> **Challenge**
In the entries that follow, find the word "SRMTID" and report each line it is on.

——————

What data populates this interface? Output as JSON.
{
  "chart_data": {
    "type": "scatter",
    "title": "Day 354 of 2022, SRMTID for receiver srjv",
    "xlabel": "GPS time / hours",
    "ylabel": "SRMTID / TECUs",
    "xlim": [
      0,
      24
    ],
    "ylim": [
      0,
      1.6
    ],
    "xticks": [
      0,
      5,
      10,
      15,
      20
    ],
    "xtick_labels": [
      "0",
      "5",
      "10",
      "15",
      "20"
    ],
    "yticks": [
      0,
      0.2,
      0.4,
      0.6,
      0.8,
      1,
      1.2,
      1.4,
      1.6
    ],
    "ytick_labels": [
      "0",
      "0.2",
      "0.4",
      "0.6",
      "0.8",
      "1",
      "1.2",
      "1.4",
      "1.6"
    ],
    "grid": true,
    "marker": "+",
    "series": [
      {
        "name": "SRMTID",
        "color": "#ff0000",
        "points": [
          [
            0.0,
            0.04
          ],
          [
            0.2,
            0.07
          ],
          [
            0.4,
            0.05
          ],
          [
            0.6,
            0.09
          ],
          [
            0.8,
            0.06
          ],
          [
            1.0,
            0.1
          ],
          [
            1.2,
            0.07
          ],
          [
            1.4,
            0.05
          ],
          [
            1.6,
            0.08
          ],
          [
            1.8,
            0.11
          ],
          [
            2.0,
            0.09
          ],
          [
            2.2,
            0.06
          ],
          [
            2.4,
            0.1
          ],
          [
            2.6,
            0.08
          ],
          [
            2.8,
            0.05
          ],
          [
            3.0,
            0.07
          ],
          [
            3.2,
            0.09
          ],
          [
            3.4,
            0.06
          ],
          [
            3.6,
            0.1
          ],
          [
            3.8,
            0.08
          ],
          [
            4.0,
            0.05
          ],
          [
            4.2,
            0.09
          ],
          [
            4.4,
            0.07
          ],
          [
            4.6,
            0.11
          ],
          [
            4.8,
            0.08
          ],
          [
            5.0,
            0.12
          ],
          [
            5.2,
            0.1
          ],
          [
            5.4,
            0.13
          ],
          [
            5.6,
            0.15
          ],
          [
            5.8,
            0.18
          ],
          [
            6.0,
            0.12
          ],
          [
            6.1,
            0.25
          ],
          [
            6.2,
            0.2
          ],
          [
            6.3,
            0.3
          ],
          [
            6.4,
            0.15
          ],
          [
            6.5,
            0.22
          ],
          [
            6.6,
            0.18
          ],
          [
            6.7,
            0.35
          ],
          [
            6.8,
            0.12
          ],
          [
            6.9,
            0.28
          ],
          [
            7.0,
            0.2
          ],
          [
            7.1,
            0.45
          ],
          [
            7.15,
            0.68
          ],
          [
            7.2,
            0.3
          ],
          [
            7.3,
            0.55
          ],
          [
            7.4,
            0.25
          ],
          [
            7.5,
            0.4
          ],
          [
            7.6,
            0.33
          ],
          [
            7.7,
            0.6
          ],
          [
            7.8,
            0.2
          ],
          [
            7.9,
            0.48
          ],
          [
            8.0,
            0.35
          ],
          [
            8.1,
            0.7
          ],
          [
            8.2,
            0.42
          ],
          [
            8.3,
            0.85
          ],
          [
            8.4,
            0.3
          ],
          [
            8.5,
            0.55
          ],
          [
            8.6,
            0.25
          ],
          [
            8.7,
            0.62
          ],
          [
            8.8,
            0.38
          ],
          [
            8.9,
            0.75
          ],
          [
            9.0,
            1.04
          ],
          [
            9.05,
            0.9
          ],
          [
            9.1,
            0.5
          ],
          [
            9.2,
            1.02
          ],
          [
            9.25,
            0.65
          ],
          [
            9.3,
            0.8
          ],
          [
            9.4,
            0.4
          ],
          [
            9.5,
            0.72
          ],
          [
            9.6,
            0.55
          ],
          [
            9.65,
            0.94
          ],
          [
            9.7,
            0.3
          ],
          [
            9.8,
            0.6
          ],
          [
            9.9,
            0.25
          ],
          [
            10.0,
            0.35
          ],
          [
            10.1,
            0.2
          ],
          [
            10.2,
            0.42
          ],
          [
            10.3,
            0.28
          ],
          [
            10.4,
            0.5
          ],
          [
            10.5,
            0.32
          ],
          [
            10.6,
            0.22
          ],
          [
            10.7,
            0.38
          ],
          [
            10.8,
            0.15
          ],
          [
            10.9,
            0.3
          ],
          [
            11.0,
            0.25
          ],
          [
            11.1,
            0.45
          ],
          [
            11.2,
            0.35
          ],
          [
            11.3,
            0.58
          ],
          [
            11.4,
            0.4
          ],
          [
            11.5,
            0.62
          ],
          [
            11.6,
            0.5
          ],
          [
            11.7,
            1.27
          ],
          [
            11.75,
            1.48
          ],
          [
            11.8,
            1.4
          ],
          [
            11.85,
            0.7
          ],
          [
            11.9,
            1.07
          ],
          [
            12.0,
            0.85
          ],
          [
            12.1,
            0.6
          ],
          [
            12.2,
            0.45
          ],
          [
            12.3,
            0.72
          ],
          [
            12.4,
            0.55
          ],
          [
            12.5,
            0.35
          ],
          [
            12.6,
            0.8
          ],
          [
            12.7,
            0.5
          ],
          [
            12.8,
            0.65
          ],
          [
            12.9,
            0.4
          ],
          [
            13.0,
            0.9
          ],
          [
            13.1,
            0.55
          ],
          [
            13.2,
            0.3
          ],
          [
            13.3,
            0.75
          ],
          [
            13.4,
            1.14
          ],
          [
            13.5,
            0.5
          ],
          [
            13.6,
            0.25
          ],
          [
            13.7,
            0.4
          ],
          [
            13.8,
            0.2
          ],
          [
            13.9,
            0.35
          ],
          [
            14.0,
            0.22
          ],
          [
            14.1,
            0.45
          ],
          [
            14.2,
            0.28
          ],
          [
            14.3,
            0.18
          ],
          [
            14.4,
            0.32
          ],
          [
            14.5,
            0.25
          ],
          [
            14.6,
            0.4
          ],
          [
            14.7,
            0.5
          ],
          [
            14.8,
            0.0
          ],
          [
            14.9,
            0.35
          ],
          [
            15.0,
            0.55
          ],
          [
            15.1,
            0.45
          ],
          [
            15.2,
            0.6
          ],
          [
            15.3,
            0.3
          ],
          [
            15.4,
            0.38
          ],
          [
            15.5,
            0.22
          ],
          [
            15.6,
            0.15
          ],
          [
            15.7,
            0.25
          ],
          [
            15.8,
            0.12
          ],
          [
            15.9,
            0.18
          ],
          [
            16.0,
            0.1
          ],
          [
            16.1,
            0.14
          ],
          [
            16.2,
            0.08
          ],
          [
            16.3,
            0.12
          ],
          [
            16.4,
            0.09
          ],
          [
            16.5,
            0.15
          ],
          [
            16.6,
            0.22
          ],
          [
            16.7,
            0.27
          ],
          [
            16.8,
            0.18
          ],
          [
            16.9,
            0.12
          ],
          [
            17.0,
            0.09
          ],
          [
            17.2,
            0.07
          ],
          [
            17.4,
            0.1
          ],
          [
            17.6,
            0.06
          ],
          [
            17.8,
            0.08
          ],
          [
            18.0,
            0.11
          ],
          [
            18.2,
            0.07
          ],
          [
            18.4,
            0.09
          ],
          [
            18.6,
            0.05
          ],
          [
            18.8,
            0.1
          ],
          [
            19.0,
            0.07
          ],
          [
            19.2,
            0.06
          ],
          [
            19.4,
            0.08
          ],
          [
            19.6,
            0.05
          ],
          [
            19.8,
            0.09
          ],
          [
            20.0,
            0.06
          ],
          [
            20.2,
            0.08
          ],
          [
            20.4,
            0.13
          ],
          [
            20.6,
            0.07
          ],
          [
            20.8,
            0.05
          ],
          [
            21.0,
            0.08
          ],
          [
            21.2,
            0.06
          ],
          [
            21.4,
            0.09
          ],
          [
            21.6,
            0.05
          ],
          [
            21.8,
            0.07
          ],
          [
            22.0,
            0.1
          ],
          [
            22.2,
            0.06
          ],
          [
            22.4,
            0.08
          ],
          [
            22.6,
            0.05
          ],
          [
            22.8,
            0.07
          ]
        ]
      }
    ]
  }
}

——————

> **Full answer**
    "title": "Day 354 of 2022, SRMTID for receiver srjv",
    "ylabel": "SRMTID / TECUs",
        "name": "SRMTID",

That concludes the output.